• SHORT EXERCISE
Print all of the data exactly as written.

• SUPPLIED MATERIAL
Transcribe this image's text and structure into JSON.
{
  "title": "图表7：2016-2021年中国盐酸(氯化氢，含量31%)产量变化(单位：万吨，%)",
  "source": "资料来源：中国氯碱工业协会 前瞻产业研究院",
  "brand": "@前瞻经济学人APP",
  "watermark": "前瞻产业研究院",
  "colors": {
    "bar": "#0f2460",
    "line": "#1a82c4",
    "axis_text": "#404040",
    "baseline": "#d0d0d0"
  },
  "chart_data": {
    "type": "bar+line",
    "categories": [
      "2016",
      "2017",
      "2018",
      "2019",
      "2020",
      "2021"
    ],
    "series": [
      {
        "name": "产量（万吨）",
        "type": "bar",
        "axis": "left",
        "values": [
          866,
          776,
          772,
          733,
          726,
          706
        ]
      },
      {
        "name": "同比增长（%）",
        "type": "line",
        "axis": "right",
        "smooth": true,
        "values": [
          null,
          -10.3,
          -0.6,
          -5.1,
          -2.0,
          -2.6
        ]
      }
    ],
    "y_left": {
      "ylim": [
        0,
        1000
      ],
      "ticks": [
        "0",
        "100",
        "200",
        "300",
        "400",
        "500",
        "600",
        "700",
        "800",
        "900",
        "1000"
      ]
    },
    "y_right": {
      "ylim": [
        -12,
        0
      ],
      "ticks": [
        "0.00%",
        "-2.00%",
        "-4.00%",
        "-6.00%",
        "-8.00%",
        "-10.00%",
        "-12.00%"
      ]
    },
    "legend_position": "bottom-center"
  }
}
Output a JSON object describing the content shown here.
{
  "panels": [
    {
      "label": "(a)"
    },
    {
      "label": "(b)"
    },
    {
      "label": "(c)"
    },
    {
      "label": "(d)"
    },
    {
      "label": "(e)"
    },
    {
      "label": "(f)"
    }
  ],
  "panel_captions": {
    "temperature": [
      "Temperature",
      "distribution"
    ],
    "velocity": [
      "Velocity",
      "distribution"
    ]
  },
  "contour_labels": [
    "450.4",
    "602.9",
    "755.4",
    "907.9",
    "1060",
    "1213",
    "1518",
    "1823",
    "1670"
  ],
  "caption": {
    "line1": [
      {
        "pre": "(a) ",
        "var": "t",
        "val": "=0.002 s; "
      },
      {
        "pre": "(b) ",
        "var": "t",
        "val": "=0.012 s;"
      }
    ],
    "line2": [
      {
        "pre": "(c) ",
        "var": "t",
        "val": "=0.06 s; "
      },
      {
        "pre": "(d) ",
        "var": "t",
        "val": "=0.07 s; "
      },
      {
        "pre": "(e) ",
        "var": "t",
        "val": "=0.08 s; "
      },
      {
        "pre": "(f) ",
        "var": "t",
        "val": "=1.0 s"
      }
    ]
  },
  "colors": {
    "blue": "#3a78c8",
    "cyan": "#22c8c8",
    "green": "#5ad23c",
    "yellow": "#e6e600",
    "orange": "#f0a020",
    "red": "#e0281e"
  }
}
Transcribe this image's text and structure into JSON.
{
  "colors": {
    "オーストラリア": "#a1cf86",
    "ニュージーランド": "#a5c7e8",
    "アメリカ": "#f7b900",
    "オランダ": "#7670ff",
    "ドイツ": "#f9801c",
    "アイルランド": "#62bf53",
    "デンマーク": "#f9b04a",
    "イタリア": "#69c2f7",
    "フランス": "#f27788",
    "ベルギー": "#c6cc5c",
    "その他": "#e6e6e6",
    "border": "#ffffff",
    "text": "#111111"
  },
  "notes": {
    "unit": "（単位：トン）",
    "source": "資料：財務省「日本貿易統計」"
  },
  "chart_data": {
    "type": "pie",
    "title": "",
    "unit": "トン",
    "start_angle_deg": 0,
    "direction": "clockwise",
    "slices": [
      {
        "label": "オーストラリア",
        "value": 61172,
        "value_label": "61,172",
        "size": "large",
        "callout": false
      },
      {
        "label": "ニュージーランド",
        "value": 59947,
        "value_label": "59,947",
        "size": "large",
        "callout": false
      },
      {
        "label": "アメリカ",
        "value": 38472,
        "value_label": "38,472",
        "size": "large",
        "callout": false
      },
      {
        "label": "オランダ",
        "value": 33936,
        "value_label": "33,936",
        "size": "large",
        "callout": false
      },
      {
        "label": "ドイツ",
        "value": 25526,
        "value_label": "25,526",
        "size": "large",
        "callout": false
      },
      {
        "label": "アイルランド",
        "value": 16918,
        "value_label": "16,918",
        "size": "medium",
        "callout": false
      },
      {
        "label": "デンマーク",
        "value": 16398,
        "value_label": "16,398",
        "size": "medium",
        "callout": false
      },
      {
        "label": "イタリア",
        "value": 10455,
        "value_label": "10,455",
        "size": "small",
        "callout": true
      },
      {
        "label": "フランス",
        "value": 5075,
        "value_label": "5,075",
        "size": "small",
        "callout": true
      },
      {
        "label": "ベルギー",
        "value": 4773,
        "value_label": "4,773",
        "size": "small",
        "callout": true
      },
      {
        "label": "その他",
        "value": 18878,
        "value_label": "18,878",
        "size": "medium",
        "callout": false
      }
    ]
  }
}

• SOLVED EXERCISE
Transcribe this image's text and structure into JSON.
{
  "title": "图表7：2016-2021年中国盐酸(氯化氢，含量31%)产量变化(单位：万吨，%)",
  "source": "资料来源：中国氯碱工业协会 前瞻产业研究院",
  "brand": "@前瞻经济学人APP",
  "watermark": "前瞻产业研究院",
  "colors": {
    "bar": "#0f2460",
    "line": "#1a82c4",
    "axis_text": "#404040",
    "baseline": "#d0d0d0"
  },
  "chart_data": {
    "type": "bar+line",
    "categories": [
      "2016",
      "2017",
      "2018",
      "2019",
      "2020",
      "2021"
    ],
    "series": [
      {
        "name": "产量（万吨）",
        "type": "bar",
        "axis": "left",
        "values": [
          866,
          776,
          772,
          733,
          726,
          706
        ]
      },
      {
        "name": "同比增长（%）",
        "type": "line",
        "axis": "right",
        "smooth": true,
        "values": [
          null,
          -10.3,
          -0.6,
          -5.1,
          -2.0,
          -2.6
        ]
      }
    ],
    "y_left": {
      "ylim": [
        0,
        1000
      ],
      "ticks": [
        "0",
        "100",
        "200",
        "300",
        "400",
        "500",
        "600",
        "700",
        "800",
        "900",
        "1000"
      ]
    },
    "y_right": {
      "ylim": [
        -12,
        0
      ],
      "ticks": [
        "0.00%",
        "-2.00%",
        "-4.00%",
        "-6.00%",
        "-8.00%",
        "-10.00%",
        "-12.00%"
      ]
    },
    "legend_position": "bottom-center"
  }
}
Output a JSON object describing the content shown here.
{
  "panels": [
    {
      "label": "(a)"
    },
    {
      "label": "(b)"
    },
    {
      "label": "(c)"
    },
    {
      "label": "(d)"
    },
    {
      "label": "(e)"
    },
    {
      "label": "(f)"
    }
  ],
  "panel_captions": {
    "temperature": [
      "Temperature",
      "distribution"
    ],
    "velocity": [
      "Velocity",
      "distribution"
    ]
  },
  "contour_labels": [
    "450.4",
    "602.9",
    "755.4",
    "907.9",
    "1060",
    "1213",
    "1518",
    "1823",
    "1670"
  ],
  "caption": {
    "line1": [
      {
        "pre": "(a) ",
        "var": "t",
        "val": "=0.002 s; "
      },
      {
        "pre": "(b) ",
        "var": "t",
        "val": "=0.012 s;"
      }
    ],
    "line2": [
      {
        "pre": "(c) ",
        "var": "t",
        "val": "=0.06 s; "
      },
      {
        "pre": "(d) ",
        "var": "t",
        "val": "=0.07 s; "
      },
      {
        "pre": "(e) ",
        "var": "t",
        "val": "=0.08 s; "
      },
      {
        "pre": "(f) ",
        "var": "t",
        "val": "=1.0 s"
      }
    ]
  },
  "colors": {
    "blue": "#3a78c8",
    "cyan": "#22c8c8",
    "green": "#5ad23c",
    "yellow": "#e6e600",
    "orange": "#f0a020",
    "red": "#e0281e"
  }
}
Transcribe this image's text and structure into JSON.
{
  "colors": {
    "オーストラリア": "#a1cf86",
    "ニュージーランド": "#a5c7e8",
    "アメリカ": "#f7b900",
    "オランダ": "#7670ff",
    "ドイツ": "#f9801c",
    "アイルランド": "#62bf53",
    "デンマーク": "#f9b04a",
    "イタリア": "#69c2f7",
    "フランス": "#f27788",
    "ベルギー": "#c6cc5c",
    "その他": "#e6e6e6",
    "border": "#ffffff",
    "text": "#111111"
  },
  "notes": {
    "unit": "（単位：トン）",
    "source": "資料：財務省「日本貿易統計」"
  },
  "chart_data": {
    "type": "pie",
    "title": "",
    "unit": "トン",
    "start_angle_deg": 0,
    "direction": "clockwise",
    "slices": [
      {
        "label": "オーストラリア",
        "value": 61172,
        "value_label": "61,172",
        "size": "large",
        "callout": false
      },
      {
        "label": "ニュージーランド",
        "value": 59947,
        "value_label": "59,947",
        "size": "large",
        "callout": false
      },
      {
        "label": "アメリカ",
        "value": 38472,
        "value_label": "38,472",
        "size": "large",
        "callout": false
      },
      {
        "label": "オランダ",
        "value": 33936,
        "value_label": "33,936",
        "size": "large",
        "callout": false
      },
      {
        "label": "ドイツ",
        "value": 25526,
        "value_label": "25,526",
        "size": "large",
        "callout": false
      },
      {
        "label": "アイルランド",
        "value": 16918,
        "value_label": "16,918",
        "size": "medium",
        "callout": false
      },
      {
        "label": "デンマーク",
        "value": 16398,
        "value_label": "16,398",
        "size": "medium",
        "callout": false
      },
      {
        "label": "イタリア",
        "value": 10455,
        "value_label": "10,455",
        "size": "small",
        "callout": true
      },
      {
        "label": "フランス",
        "value": 5075,
        "value_label": "5,075",
        "size": "small",
        "callout": true
      },
      {
        "label": "ベルギー",
        "value": 4773,
        "value_label": "4,773",
        "size": "small",
        "callout": true
      },
      {
        "label": "その他",
        "value": 18878,
        "value_label": "18,878",
        "size": "medium",
        "callout": false
      }
    ]
  }
}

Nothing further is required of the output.